Excerpt
========================================
Perl 6 Design Minutes for 02 December 2009

chromatic on 2009-12-09T23:57:09

The Perl 6 design team met by phone on 02 December 2009. Larry, Allison, Patrick, Will, and chromatic attended.

Allison:

  • mostly mailing list talk
  • finishing up course work before the break

Larry:

  • renamed void context to sink context
  • appears to have worked
  • working out the semantics of higher-level abstract conversions with the lower-level ones
  • the method conversions — .Num, .Str, .Bool — are low-level
  • the abstract ones are conversions to roles, like + to Numeric
  • the generic role is in charge of which conversion to use
  • seems to map better to what people expect
  • started to straighten out .true versus .Bool
  • renamed is ref to is parcel
  • made it synonymous with backslash
  • did more work on the Rat semantics to separate out what we originally called Ratio
  • now called FatRat
  • looked at all of the mentions of context in the spec
  • removed overloaded meanings
  • dynamic contexts are now call frames
  • contextual variables are now dynamic variables
  • context means two things now, the old list versus scalar notion and some notion of a thread's context (left those alone)

Allison:

  • "call frame" makes a lot of sense
  • we may kidnap that

Larry:

  • Damian has sent in various spec tweaks, as we gear up to do a Perl 6 book
  • kicked the p5=> out of the core into something supplied as a macro by a translator
  • ranges now preserve interval semantics when you do math on ranges
  • renamed blorst to blast so we can talk about phaser blasts
  • worked on the nature of constants
  • constant declaration is now in the same category as the subset keyword and othe declarators
  • now have an anon declarator
  • it confused people to misuse my or our in a situation without a name
  • had added an else to go with also, as Damian suggested
  • removed both of those in favor of a new metaoperator which guarantees sequential evaluation of the arguments
  • the S metaoperator
  • after deciding that undef is a lousy concept in Perl 6 -- it turns out to mean five or six different things -- we decided to untangle all of them
  • temporarily renamed Object to U, for the most generic undefined
  • then revised, per Damian's suggestion, to Mu
  • that represents the most generic undefined value and the type from which all other classes derive
  • one use of undef was in smart matching
  • added a .notdef method for the convenience of testing definedness
  • possible to write longer versions which work with smart match
  • a convenience method felt nicer
  • used heavily in the test suite
  • can test something directly with the method without having to use smartmatch
  • worked on the Rats of unusual precision (not ROUSes)
========================================
Information supplied
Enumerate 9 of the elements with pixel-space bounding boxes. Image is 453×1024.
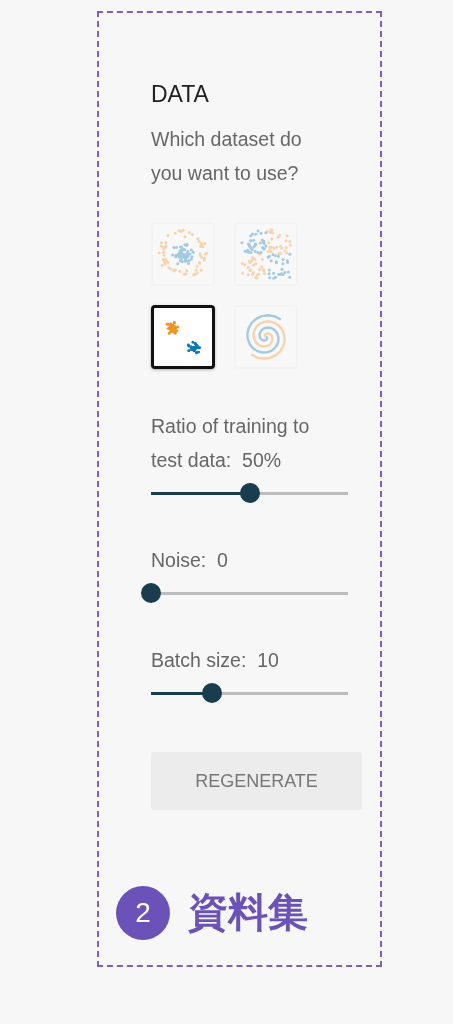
========================================
Task goal
From the Perl 6 design minutes, retype the passage between "Perl 6 Design Minutes" and "and chromatic attended.", inclusive.

Correct output
Perl 6 Design Minutes for 02 December 2009

chromatic on 2009-12-09T23:57:09

The Perl 6 design team met by phone on 02 December 2009. Larry, Allison, Patrick, Will, and chromatic attended.